Stored data:
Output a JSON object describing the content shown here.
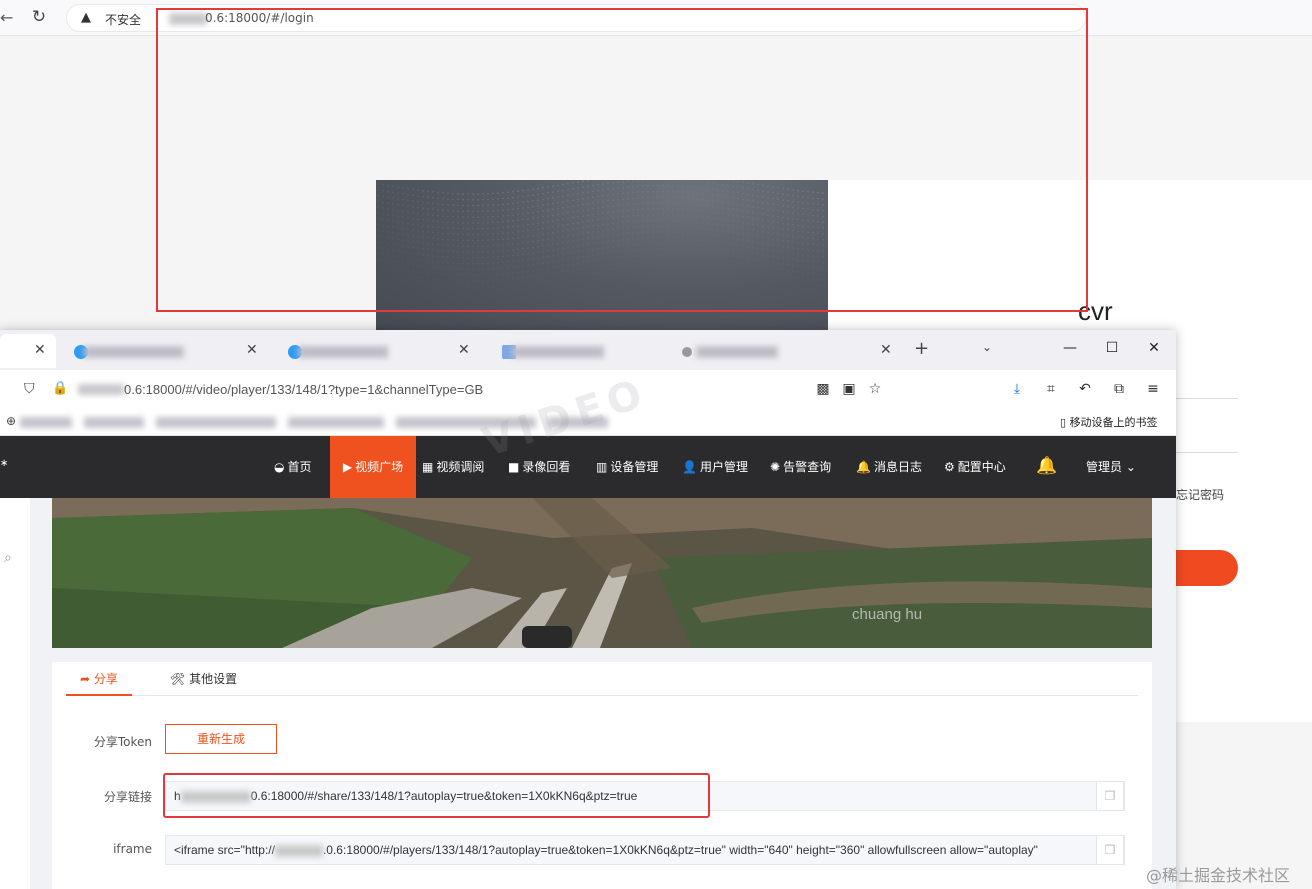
{
  "background_browser": {
    "back_icon": "arrow-left-icon",
    "reload_icon": "reload-icon",
    "security_icon": "warning-triangle-icon",
    "security_label": "不安全",
    "url_visible": "0.6:18000/#/login",
    "login": {
      "title": "cvr",
      "forgot_password": "忘记密码"
    }
  },
  "foreground_browser": {
    "tabs": [
      {
        "favicon_color": "#2a9df4"
      },
      {
        "favicon_color": "#2a9df4"
      },
      {
        "favicon_color": "#7fa8e8"
      },
      {
        "favicon_color": "#999999"
      }
    ],
    "new_tab_icon": "plus-icon",
    "tab_list_icon": "chevron-down-icon",
    "window_controls": [
      "minimize-icon",
      "maximize-icon",
      "close-icon"
    ],
    "url_visible": "0.6:18000/#/video/player/133/148/1?type=1&channelType=GB",
    "bookmarks_mobile_label": "移动设备上的书签"
  },
  "app": {
    "nav": [
      {
        "icon": "dashboard-icon",
        "glyph": "◒",
        "label": "首页"
      },
      {
        "icon": "play-circle-icon",
        "glyph": "▶",
        "label": "视频广场",
        "active": true
      },
      {
        "icon": "layout-icon",
        "glyph": "▦",
        "label": "视频调阅"
      },
      {
        "icon": "video-camera-icon",
        "glyph": "■",
        "label": "录像回看"
      },
      {
        "icon": "server-icon",
        "glyph": "▥",
        "label": "设备管理"
      },
      {
        "icon": "user-icon",
        "glyph": "👤",
        "label": "用户管理"
      },
      {
        "icon": "alarm-icon",
        "glyph": "✺",
        "label": "告警查询"
      },
      {
        "icon": "bell-icon",
        "glyph": "🔔",
        "label": "消息日志"
      },
      {
        "icon": "gear-icon",
        "glyph": "⚙",
        "label": "配置中心"
      }
    ],
    "user_label": "管理员",
    "accent": "#f0521f",
    "video_osd": "chuang hu",
    "settings": {
      "tabs": [
        {
          "icon": "share-icon",
          "glyph": "➦",
          "label": "分享"
        },
        {
          "icon": "tools-icon",
          "glyph": "🛠",
          "label": "其他设置"
        }
      ],
      "share_token_label": "分享Token",
      "regenerate_label": "重新生成",
      "share_link_label": "分享链接",
      "share_link_prefix": "h",
      "share_link_value": "0.6:18000/#/share/133/148/1?autoplay=true&token=1X0kKN6q&ptz=true",
      "iframe_label": "iframe",
      "iframe_prefix": "<iframe src=\"http://",
      "iframe_value": ".0.6:18000/#/players/133/148/1?autoplay=true&token=1X0kKN6q&ptz=true\" width=\"640\" height=\"360\" allowfullscreen allow=\"autoplay\""
    }
  },
  "watermark": "@稀土掘金技术社区"
}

WHAT IS EXPECTED: Tally up how many lines in the preceding listing contain the word "true". Give nothing but the number.

FINISHED ANSWER: 3